[Set task]
Write out each line of the material again, word for word.

/---

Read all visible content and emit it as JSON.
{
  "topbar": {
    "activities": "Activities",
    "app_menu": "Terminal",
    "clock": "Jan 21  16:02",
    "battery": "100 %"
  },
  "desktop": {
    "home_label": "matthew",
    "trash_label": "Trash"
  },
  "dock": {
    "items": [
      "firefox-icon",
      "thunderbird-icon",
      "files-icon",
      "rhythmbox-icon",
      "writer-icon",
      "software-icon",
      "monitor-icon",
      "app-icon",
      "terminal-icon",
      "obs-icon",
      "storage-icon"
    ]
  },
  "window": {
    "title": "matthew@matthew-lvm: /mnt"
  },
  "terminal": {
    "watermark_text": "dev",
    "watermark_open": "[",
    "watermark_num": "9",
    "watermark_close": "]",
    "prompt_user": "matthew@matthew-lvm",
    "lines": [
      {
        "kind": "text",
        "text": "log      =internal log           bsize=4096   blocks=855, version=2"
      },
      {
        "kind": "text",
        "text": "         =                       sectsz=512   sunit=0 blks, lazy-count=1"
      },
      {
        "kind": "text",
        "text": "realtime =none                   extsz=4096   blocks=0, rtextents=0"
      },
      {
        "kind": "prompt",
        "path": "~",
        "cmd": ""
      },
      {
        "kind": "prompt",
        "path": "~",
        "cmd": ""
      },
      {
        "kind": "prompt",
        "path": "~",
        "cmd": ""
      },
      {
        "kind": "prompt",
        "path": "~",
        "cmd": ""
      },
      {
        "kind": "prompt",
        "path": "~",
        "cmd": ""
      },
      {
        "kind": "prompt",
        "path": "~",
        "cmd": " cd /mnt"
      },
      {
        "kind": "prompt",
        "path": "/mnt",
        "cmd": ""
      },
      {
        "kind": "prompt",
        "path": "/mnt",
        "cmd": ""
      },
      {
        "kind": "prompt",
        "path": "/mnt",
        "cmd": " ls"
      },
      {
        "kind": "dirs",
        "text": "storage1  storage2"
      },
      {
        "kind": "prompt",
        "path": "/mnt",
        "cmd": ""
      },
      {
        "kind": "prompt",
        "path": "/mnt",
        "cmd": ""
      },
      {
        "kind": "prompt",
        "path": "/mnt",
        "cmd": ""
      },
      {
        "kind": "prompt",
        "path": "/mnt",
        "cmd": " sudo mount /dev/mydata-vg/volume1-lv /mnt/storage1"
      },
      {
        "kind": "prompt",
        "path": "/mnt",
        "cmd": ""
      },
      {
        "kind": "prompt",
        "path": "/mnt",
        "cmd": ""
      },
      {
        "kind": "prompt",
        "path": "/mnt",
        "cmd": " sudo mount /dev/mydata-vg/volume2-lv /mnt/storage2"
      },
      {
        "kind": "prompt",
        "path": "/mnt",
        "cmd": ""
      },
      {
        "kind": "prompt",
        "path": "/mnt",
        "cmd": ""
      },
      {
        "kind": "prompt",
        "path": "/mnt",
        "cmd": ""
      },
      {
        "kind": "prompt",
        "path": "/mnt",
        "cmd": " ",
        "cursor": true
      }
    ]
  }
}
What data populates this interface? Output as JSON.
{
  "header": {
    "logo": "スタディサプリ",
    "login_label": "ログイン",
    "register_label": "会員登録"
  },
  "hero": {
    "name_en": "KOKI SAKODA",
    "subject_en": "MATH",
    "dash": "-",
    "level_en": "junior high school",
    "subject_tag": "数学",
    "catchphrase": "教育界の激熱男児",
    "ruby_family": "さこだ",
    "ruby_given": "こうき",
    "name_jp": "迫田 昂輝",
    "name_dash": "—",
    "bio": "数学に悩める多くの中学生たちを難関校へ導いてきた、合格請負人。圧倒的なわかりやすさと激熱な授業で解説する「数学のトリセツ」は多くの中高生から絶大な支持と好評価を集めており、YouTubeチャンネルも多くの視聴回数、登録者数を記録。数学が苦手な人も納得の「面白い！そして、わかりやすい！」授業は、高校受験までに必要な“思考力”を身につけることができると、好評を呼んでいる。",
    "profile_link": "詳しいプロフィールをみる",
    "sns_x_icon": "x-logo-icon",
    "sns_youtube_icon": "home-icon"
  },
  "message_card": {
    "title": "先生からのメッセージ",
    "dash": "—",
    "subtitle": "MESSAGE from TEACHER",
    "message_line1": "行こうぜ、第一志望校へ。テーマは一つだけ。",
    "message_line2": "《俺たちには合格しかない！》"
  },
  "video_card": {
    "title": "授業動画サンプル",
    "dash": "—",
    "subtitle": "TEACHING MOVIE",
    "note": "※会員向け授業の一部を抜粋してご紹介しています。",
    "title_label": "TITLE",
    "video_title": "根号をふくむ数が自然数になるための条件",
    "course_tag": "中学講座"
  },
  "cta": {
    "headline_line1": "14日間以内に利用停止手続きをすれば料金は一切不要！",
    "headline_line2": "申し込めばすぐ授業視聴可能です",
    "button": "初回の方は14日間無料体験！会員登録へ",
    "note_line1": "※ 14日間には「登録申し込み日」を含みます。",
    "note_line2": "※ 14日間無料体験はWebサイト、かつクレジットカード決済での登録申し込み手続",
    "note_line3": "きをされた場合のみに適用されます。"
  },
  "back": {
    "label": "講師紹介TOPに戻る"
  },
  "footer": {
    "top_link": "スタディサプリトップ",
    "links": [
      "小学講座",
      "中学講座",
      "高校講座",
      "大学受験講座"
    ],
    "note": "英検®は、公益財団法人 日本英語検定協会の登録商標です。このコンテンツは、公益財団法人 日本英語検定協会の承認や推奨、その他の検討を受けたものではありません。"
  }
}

\---

[Result]
Read all visible content and emit it as JSON.
{
  "topbar": {
    "activities": "Activities",
    "app_menu": "Terminal",
    "clock": "Jan 21  16:02",
    "battery": "100 %"
  },
  "desktop": {
    "home_label": "matthew",
    "trash_label": "Trash"
  },
  "dock": {
    "items": [
      "firefox-icon",
      "thunderbird-icon",
      "files-icon",
      "rhythmbox-icon",
      "writer-icon",
      "software-icon",
      "monitor-icon",
      "app-icon",
      "terminal-icon",
      "obs-icon",
      "storage-icon"
    ]
  },
  "window": {
    "title": "matthew@matthew-lvm: /mnt"
  },
  "terminal": {
    "watermark_text": "dev",
    "watermark_open": "[",
    "watermark_num": "9",
    "watermark_close": "]",
    "prompt_user": "matthew@matthew-lvm",
    "lines": [
      {
        "kind": "text",
        "text": "log      =internal log           bsize=4096   blocks=855, version=2"
      },
      {
        "kind": "text",
        "text": "         =                       sectsz=512   sunit=0 blks, lazy-count=1"
      },
      {
        "kind": "text",
        "text": "realtime =none                   extsz=4096   blocks=0, rtextents=0"
      },
      {
        "kind": "prompt",
        "path": "~",
        "cmd": ""
      },
      {
        "kind": "prompt",
        "path": "~",
        "cmd": ""
      },
      {
        "kind": "prompt",
        "path": "~",
        "cmd": ""
      },
      {
        "kind": "prompt",
        "path": "~",
        "cmd": ""
      },
      {
        "kind": "prompt",
        "path": "~",
        "cmd": ""
      },
      {
        "kind": "prompt",
        "path": "~",
        "cmd": " cd /mnt"
      },
      {
        "kind": "prompt",
        "path": "/mnt",
        "cmd": ""
      },
      {
        "kind": "prompt",
        "path": "/mnt",
        "cmd": ""
      },
      {
        "kind": "prompt",
        "path": "/mnt",
        "cmd": " ls"
      },
      {
        "kind": "dirs",
        "text": "storage1  storage2"
      },
      {
        "kind": "prompt",
        "path": "/mnt",
        "cmd": ""
      },
      {
        "kind": "prompt",
        "path": "/mnt",
        "cmd": ""
      },
      {
        "kind": "prompt",
        "path": "/mnt",
        "cmd": ""
      },
      {
        "kind": "prompt",
        "path": "/mnt",
        "cmd": " sudo mount /dev/mydata-vg/volume1-lv /mnt/storage1"
      },
      {
        "kind": "prompt",
        "path": "/mnt",
        "cmd": ""
      },
      {
        "kind": "prompt",
        "path": "/mnt",
        "cmd": ""
      },
      {
        "kind": "prompt",
        "path": "/mnt",
        "cmd": " sudo mount /dev/mydata-vg/volume2-lv /mnt/storage2"
      },
      {
        "kind": "prompt",
        "path": "/mnt",
        "cmd": ""
      },
      {
        "kind": "prompt",
        "path": "/mnt",
        "cmd": ""
      },
      {
        "kind": "prompt",
        "path": "/mnt",
        "cmd": ""
      },
      {
        "kind": "prompt",
        "path": "/mnt",
        "cmd": " ",
        "cursor": true
      }
    ]
  }
}
What data populates this interface? Output as JSON.
{
  "header": {
    "logo": "スタディサプリ",
    "login_label": "ログイン",
    "register_label": "会員登録"
  },
  "hero": {
    "name_en": "KOKI SAKODA",
    "subject_en": "MATH",
    "dash": "-",
    "level_en": "junior high school",
    "subject_tag": "数学",
    "catchphrase": "教育界の激熱男児",
    "ruby_family": "さこだ",
    "ruby_given": "こうき",
    "name_jp": "迫田 昂輝",
    "name_dash": "—",
    "bio": "数学に悩める多くの中学生たちを難関校へ導いてきた、合格請負人。圧倒的なわかりやすさと激熱な授業で解説する「数学のトリセツ」は多くの中高生から絶大な支持と好評価を集めており、YouTubeチャンネルも多くの視聴回数、登録者数を記録。数学が苦手な人も納得の「面白い！そして、わかりやすい！」授業は、高校受験までに必要な“思考力”を身につけることができると、好評を呼んでいる。",
    "profile_link": "詳しいプロフィールをみる",
    "sns_x_icon": "x-logo-icon",
    "sns_youtube_icon": "home-icon"
  },
  "message_card": {
    "title": "先生からのメッセージ",
    "dash": "—",
    "subtitle": "MESSAGE from TEACHER",
    "message_line1": "行こうぜ、第一志望校へ。テーマは一つだけ。",
    "message_line2": "《俺たちには合格しかない！》"
  },
  "video_card": {
    "title": "授業動画サンプル",
    "dash": "—",
    "subtitle": "TEACHING MOVIE",
    "note": "※会員向け授業の一部を抜粋してご紹介しています。",
    "title_label": "TITLE",
    "video_title": "根号をふくむ数が自然数になるための条件",
    "course_tag": "中学講座"
  },
  "cta": {
    "headline_line1": "14日間以内に利用停止手続きをすれば料金は一切不要！",
    "headline_line2": "申し込めばすぐ授業視聴可能です",
    "button": "初回の方は14日間無料体験！会員登録へ",
    "note_line1": "※ 14日間には「登録申し込み日」を含みます。",
    "note_line2": "※ 14日間無料体験はWebサイト、かつクレジットカード決済での登録申し込み手続",
    "note_line3": "きをされた場合のみに適用されます。"
  },
  "back": {
    "label": "講師紹介TOPに戻る"
  },
  "footer": {
    "top_link": "スタディサプリトップ",
    "links": [
      "小学講座",
      "中学講座",
      "高校講座",
      "大学受験講座"
    ],
    "note": "英検®は、公益財団法人 日本英語検定協会の登録商標です。このコンテンツは、公益財団法人 日本英語検定協会の承認や推奨、その他の検討を受けたものではありません。"
  }
}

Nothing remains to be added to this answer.